§ **THE PROBLEM**
Check every line of the material below for the string "JSON", and return the ones that have it.

§ **PROVIDED MATERIAL**

-- -- --

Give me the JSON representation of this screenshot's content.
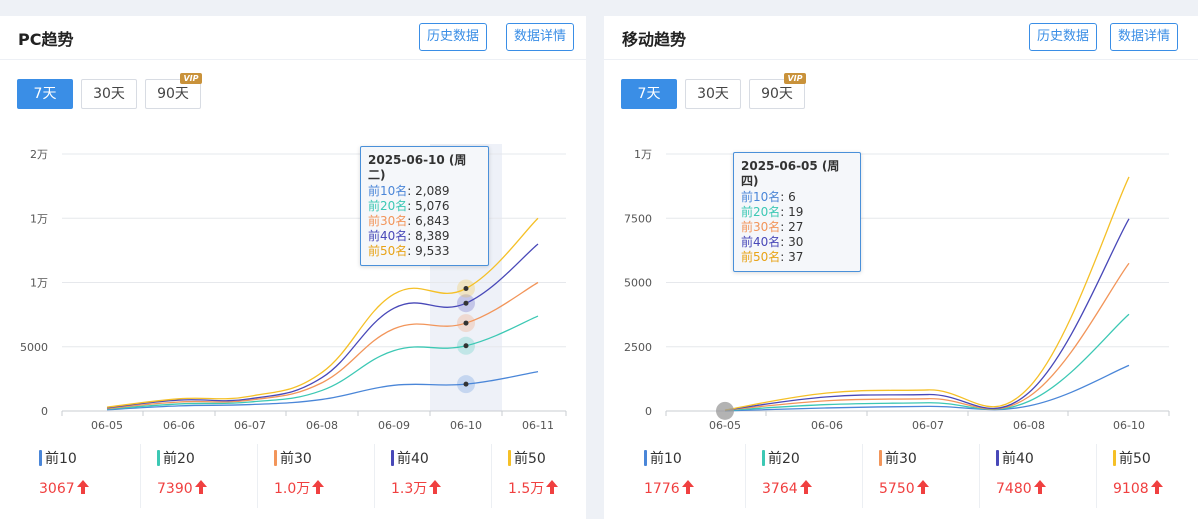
{
  "colors": {
    "s10": "#4a86d8",
    "s20": "#3cc8b4",
    "s30": "#f2955a",
    "s40": "#4848b8",
    "s50": "#f5c027",
    "accent": "#3a8ee6",
    "up": "#f04040"
  },
  "buttons": {
    "history": "历史数据",
    "detail": "数据详情"
  },
  "ranges": [
    "7天",
    "30天",
    "90天"
  ],
  "vip_badge": "VIP",
  "pc": {
    "title": "PC趋势",
    "tooltip": {
      "date": "2025-06-10 (周二)",
      "rows": [
        {
          "label": "前10名",
          "value": "2,089"
        },
        {
          "label": "前20名",
          "value": "5,076"
        },
        {
          "label": "前30名",
          "value": "6,843"
        },
        {
          "label": "前40名",
          "value": "8,389"
        },
        {
          "label": "前50名",
          "value": "9,533"
        }
      ]
    },
    "legend": [
      {
        "name": "前10",
        "value": "3067"
      },
      {
        "name": "前20",
        "value": "7390"
      },
      {
        "name": "前30",
        "value": "1.0万"
      },
      {
        "name": "前40",
        "value": "1.3万"
      },
      {
        "name": "前50",
        "value": "1.5万"
      }
    ]
  },
  "mobile": {
    "title": "移动趋势",
    "tooltip": {
      "date": "2025-06-05 (周四)",
      "rows": [
        {
          "label": "前10名",
          "value": "6"
        },
        {
          "label": "前20名",
          "value": "19"
        },
        {
          "label": "前30名",
          "value": "27"
        },
        {
          "label": "前40名",
          "value": "30"
        },
        {
          "label": "前50名",
          "value": "37"
        }
      ]
    },
    "legend": [
      {
        "name": "前10",
        "value": "1776"
      },
      {
        "name": "前20",
        "value": "3764"
      },
      {
        "name": "前30",
        "value": "5750"
      },
      {
        "name": "前40",
        "value": "7480"
      },
      {
        "name": "前50",
        "value": "9108"
      }
    ]
  },
  "chart_data": [
    {
      "type": "line",
      "x": [
        "06-05",
        "06-06",
        "06-07",
        "06-08",
        "06-09",
        "06-10",
        "06-11"
      ],
      "y_ticks": [
        0,
        5000,
        10000,
        15000,
        20000
      ],
      "y_tick_labels": [
        "0",
        "5000",
        "1万",
        "1万",
        "2万"
      ],
      "ylim": [
        0,
        20000
      ],
      "highlight_x": "06-10",
      "series": [
        {
          "name": "前10",
          "color": "#4a86d8",
          "values": [
            100,
            400,
            500,
            900,
            2000,
            2089,
            3067
          ]
        },
        {
          "name": "前20",
          "color": "#3cc8b4",
          "values": [
            150,
            550,
            700,
            1600,
            4700,
            5076,
            7390
          ]
        },
        {
          "name": "前30",
          "color": "#f2955a",
          "values": [
            200,
            700,
            850,
            2200,
            6400,
            6843,
            10000
          ]
        },
        {
          "name": "前40",
          "color": "#4848b8",
          "values": [
            250,
            850,
            950,
            2600,
            8000,
            8389,
            13000
          ]
        },
        {
          "name": "前50",
          "color": "#f5c027",
          "values": [
            300,
            950,
            1150,
            3000,
            9100,
            9533,
            15000
          ]
        }
      ]
    },
    {
      "type": "line",
      "x": [
        "06-05",
        "06-06",
        "06-07",
        "06-08",
        "06-10"
      ],
      "y_ticks": [
        0,
        2500,
        5000,
        7500,
        10000
      ],
      "y_tick_labels": [
        "0",
        "2500",
        "5000",
        "7500",
        "1万"
      ],
      "ylim": [
        0,
        10000
      ],
      "highlight_x": "06-05",
      "series": [
        {
          "name": "前10",
          "color": "#4a86d8",
          "values": [
            6,
            120,
            180,
            200,
            1776
          ]
        },
        {
          "name": "前20",
          "color": "#3cc8b4",
          "values": [
            19,
            250,
            320,
            380,
            3764
          ]
        },
        {
          "name": "前30",
          "color": "#f2955a",
          "values": [
            27,
            400,
            480,
            560,
            5750
          ]
        },
        {
          "name": "前40",
          "color": "#4848b8",
          "values": [
            30,
            550,
            640,
            720,
            7480
          ]
        },
        {
          "name": "前50",
          "color": "#f5c027",
          "values": [
            37,
            700,
            820,
            920,
            9108
          ]
        }
      ]
    }
  ]
}
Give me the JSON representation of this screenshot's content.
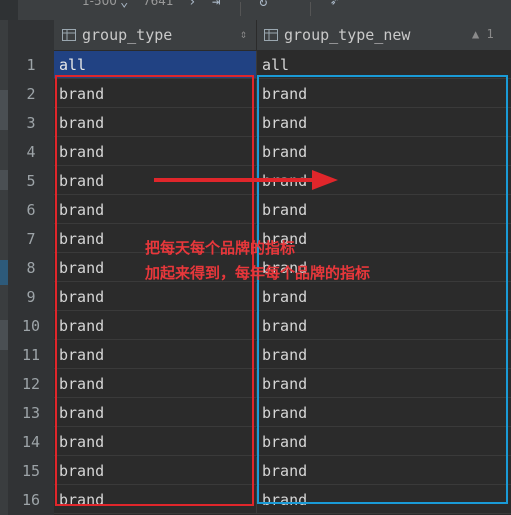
{
  "toolbar": {
    "range_label": "1-500",
    "total_label": "7641"
  },
  "columns": [
    {
      "name": "group_type",
      "sort_indicator": "⇕"
    },
    {
      "name": "group_type_new",
      "sort_indicator": "▲ 1"
    }
  ],
  "rows": [
    {
      "num": "1",
      "group_type": "all",
      "group_type_new": "all"
    },
    {
      "num": "2",
      "group_type": "brand",
      "group_type_new": "brand"
    },
    {
      "num": "3",
      "group_type": "brand",
      "group_type_new": "brand"
    },
    {
      "num": "4",
      "group_type": "brand",
      "group_type_new": "brand"
    },
    {
      "num": "5",
      "group_type": "brand",
      "group_type_new": "brand"
    },
    {
      "num": "6",
      "group_type": "brand",
      "group_type_new": "brand"
    },
    {
      "num": "7",
      "group_type": "brand",
      "group_type_new": "brand"
    },
    {
      "num": "8",
      "group_type": "brand",
      "group_type_new": "brand"
    },
    {
      "num": "9",
      "group_type": "brand",
      "group_type_new": "brand"
    },
    {
      "num": "10",
      "group_type": "brand",
      "group_type_new": "brand"
    },
    {
      "num": "11",
      "group_type": "brand",
      "group_type_new": "brand"
    },
    {
      "num": "12",
      "group_type": "brand",
      "group_type_new": "brand"
    },
    {
      "num": "13",
      "group_type": "brand",
      "group_type_new": "brand"
    },
    {
      "num": "14",
      "group_type": "brand",
      "group_type_new": "brand"
    },
    {
      "num": "15",
      "group_type": "brand",
      "group_type_new": "brand"
    },
    {
      "num": "16",
      "group_type": "brand",
      "group_type_new": "brand"
    }
  ],
  "annotation": {
    "line1": "把每天每个品牌的指标",
    "line2": "加起来得到，每年每个品牌的指标"
  },
  "colors": {
    "annotation_red": "#e0262b",
    "annotation_blue": "#1a9bd7",
    "selection": "#214283"
  }
}
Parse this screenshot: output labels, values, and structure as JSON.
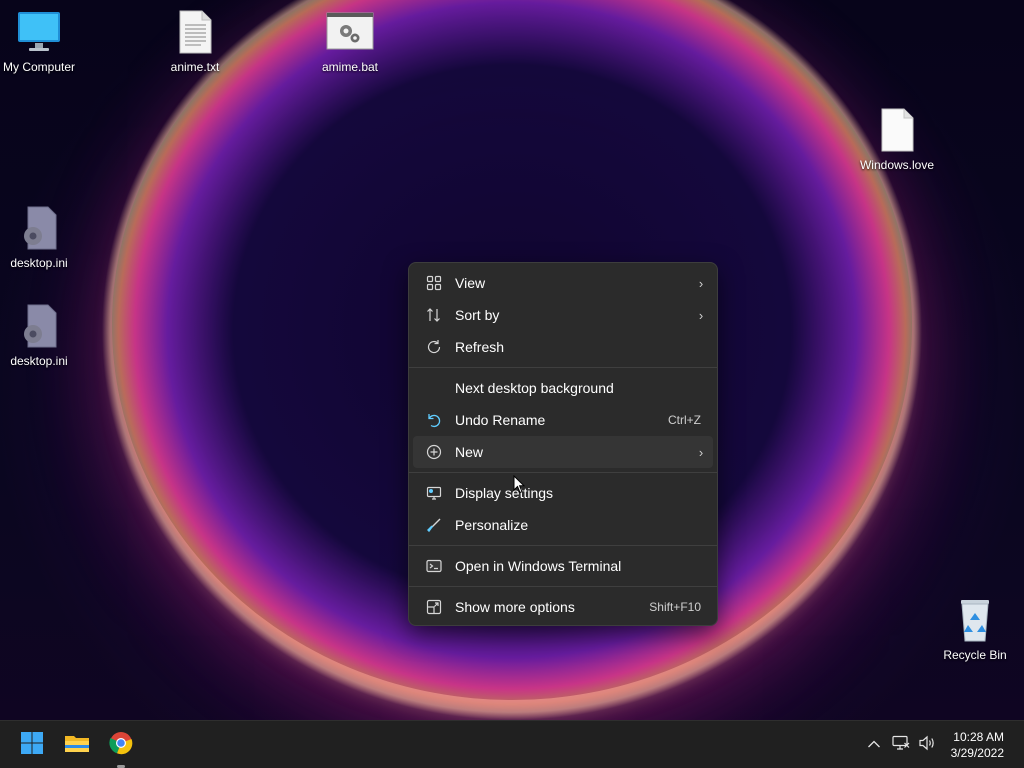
{
  "desktop": {
    "icons": [
      {
        "label": "My Computer",
        "icon": "monitor-icon"
      },
      {
        "label": "anime.txt",
        "icon": "text-file-icon"
      },
      {
        "label": "amime.bat",
        "icon": "batch-file-icon"
      },
      {
        "label": "Windows.love",
        "icon": "blank-file-icon"
      },
      {
        "label": "desktop.ini",
        "icon": "settings-file-icon"
      },
      {
        "label": "desktop.ini",
        "icon": "settings-file-icon"
      },
      {
        "label": "Recycle Bin",
        "icon": "recycle-bin-icon"
      }
    ]
  },
  "context_menu": {
    "items": [
      {
        "label": "View",
        "icon": "grid-icon",
        "submenu": true
      },
      {
        "label": "Sort by",
        "icon": "sort-icon",
        "submenu": true
      },
      {
        "label": "Refresh",
        "icon": "refresh-icon"
      },
      {
        "label": "Next desktop background"
      },
      {
        "label": "Undo Rename",
        "icon": "undo-icon",
        "shortcut": "Ctrl+Z"
      },
      {
        "label": "New",
        "icon": "plus-circle-icon",
        "submenu": true
      },
      {
        "label": "Display settings",
        "icon": "display-settings-icon"
      },
      {
        "label": "Personalize",
        "icon": "brush-icon"
      },
      {
        "label": "Open in Windows Terminal",
        "icon": "terminal-icon"
      },
      {
        "label": "Show more options",
        "icon": "more-options-icon",
        "shortcut": "Shift+F10"
      }
    ]
  },
  "taskbar": {
    "apps": [
      {
        "name": "Start",
        "icon": "windows-start-icon"
      },
      {
        "name": "File Explorer",
        "icon": "folder-icon"
      },
      {
        "name": "Google Chrome",
        "icon": "chrome-icon"
      }
    ],
    "tray": {
      "chevron_icon": "chevron-up-icon",
      "network_icon": "network-icon",
      "volume_icon": "volume-icon"
    },
    "clock": {
      "time": "10:28 AM",
      "date": "3/29/2022"
    }
  },
  "colors": {
    "menu_bg": "#2b2b2b",
    "taskbar_bg": "#202020",
    "accent": "#60cdff"
  }
}
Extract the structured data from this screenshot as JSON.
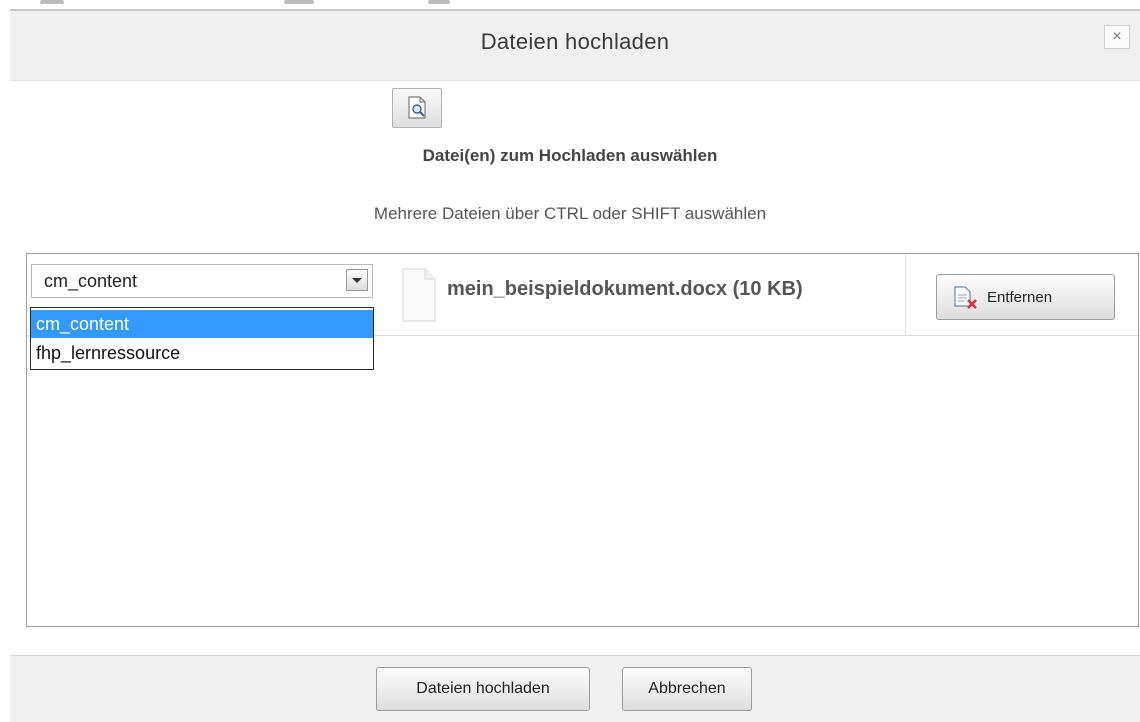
{
  "dialog": {
    "title": "Dateien hochladen",
    "close_label": "×"
  },
  "upload": {
    "browse_icon": "document-search-icon",
    "select_label": "Datei(en) zum Hochladen auswählen",
    "hint": "Mehrere Dateien über CTRL oder SHIFT auswählen"
  },
  "file_row": {
    "type_select": {
      "value": "cm_content",
      "options": [
        "cm_content",
        "fhp_lernressource"
      ],
      "highlighted_option": "cm_content"
    },
    "file_icon": "document-icon",
    "file_name": "mein_beispieldokument.docx (10 KB)",
    "remove_icon": "document-remove-icon",
    "remove_label": "Entfernen"
  },
  "footer": {
    "upload_label": "Dateien hochladen",
    "cancel_label": "Abbrechen"
  },
  "colors": {
    "highlight": "#3399ff",
    "panel_background": "#f0f0f0",
    "remove_accent": "#e03030"
  }
}
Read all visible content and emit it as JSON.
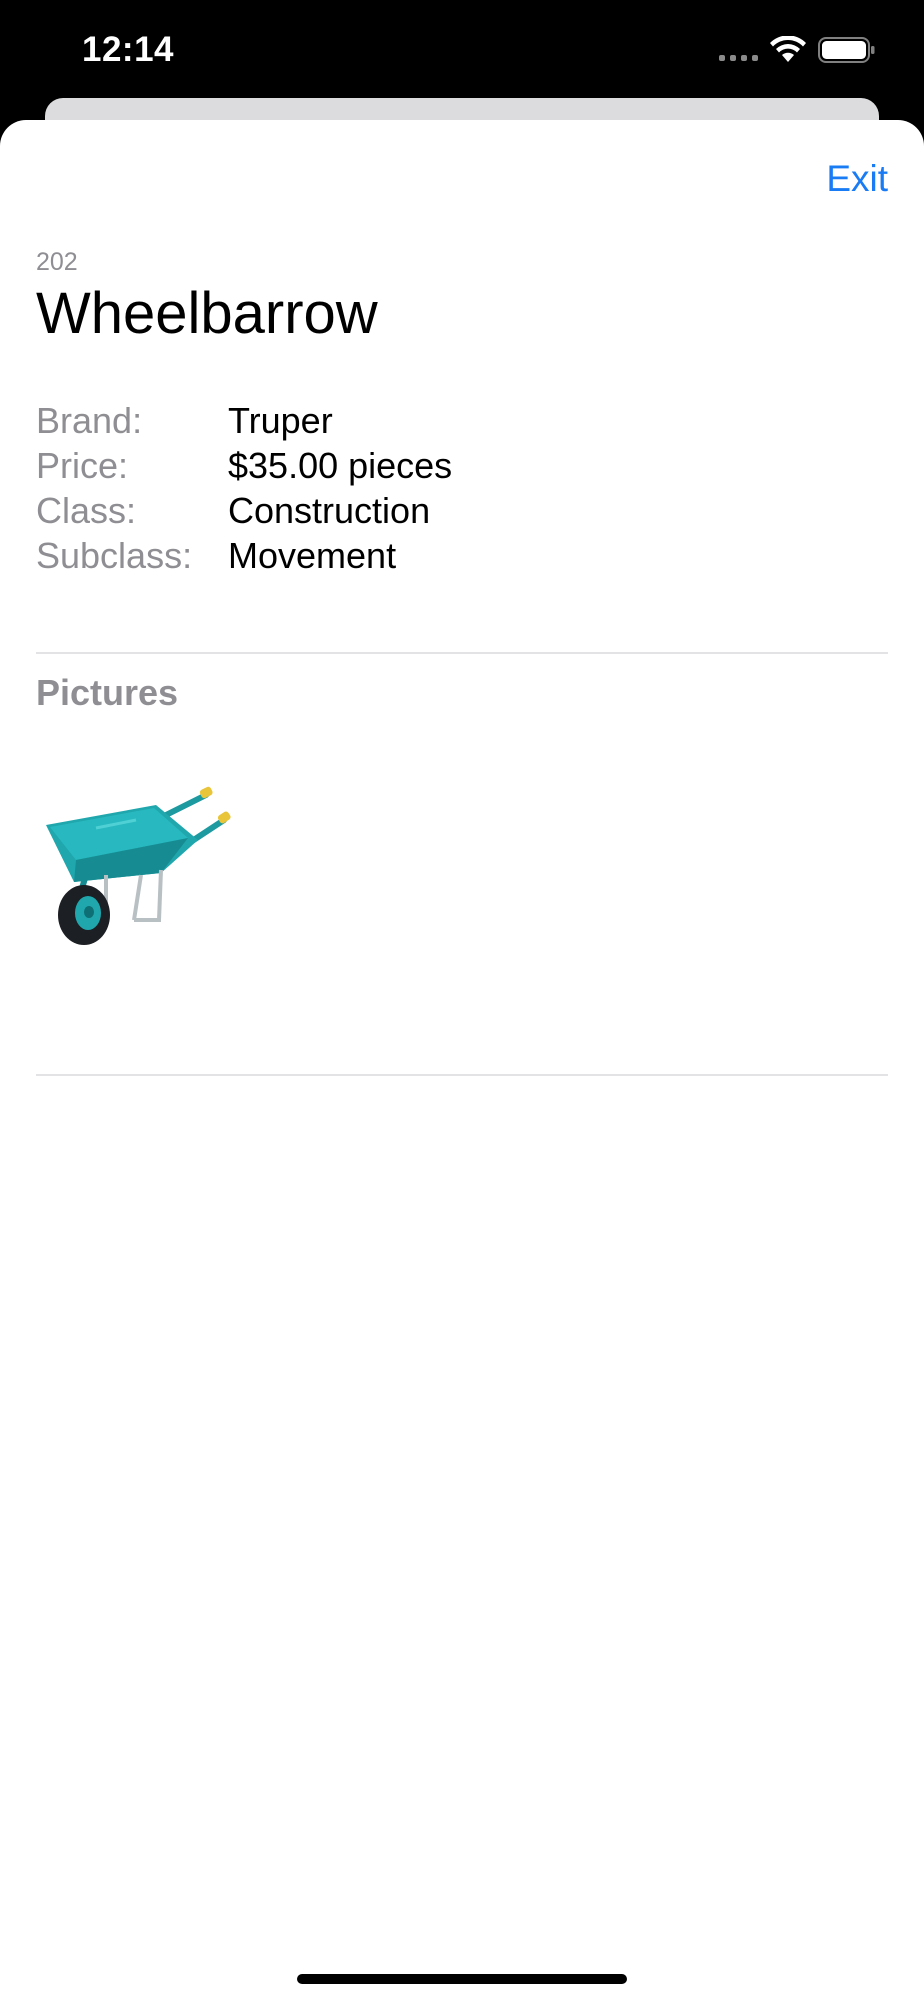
{
  "status_bar": {
    "time": "12:14"
  },
  "header": {
    "exit_label": "Exit"
  },
  "item": {
    "number": "202",
    "title": "Wheelbarrow"
  },
  "details": [
    {
      "label": "Brand:",
      "value": "Truper"
    },
    {
      "label": "Price:",
      "value": "$35.00 pieces"
    },
    {
      "label": "Class:",
      "value": "Construction"
    },
    {
      "label": "Subclass:",
      "value": "Movement"
    }
  ],
  "pictures": {
    "section_title": "Pictures",
    "images": [
      {
        "icon": "wheelbarrow-image"
      }
    ]
  },
  "colors": {
    "accent": "#1a7cf5",
    "secondary_text": "#8e8e93",
    "wheelbarrow": "#1fa7ad"
  }
}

-- -- --

§ **THE ANSWER**
Give me the JSON representation of this screenshot's content.
Give me the JSON representation of this screenshot's content.
Parse this screenshot: output labels, values, and structure as JSON.
Extract the structured data from this screenshot as JSON.
Read all visible content and emit it as JSON.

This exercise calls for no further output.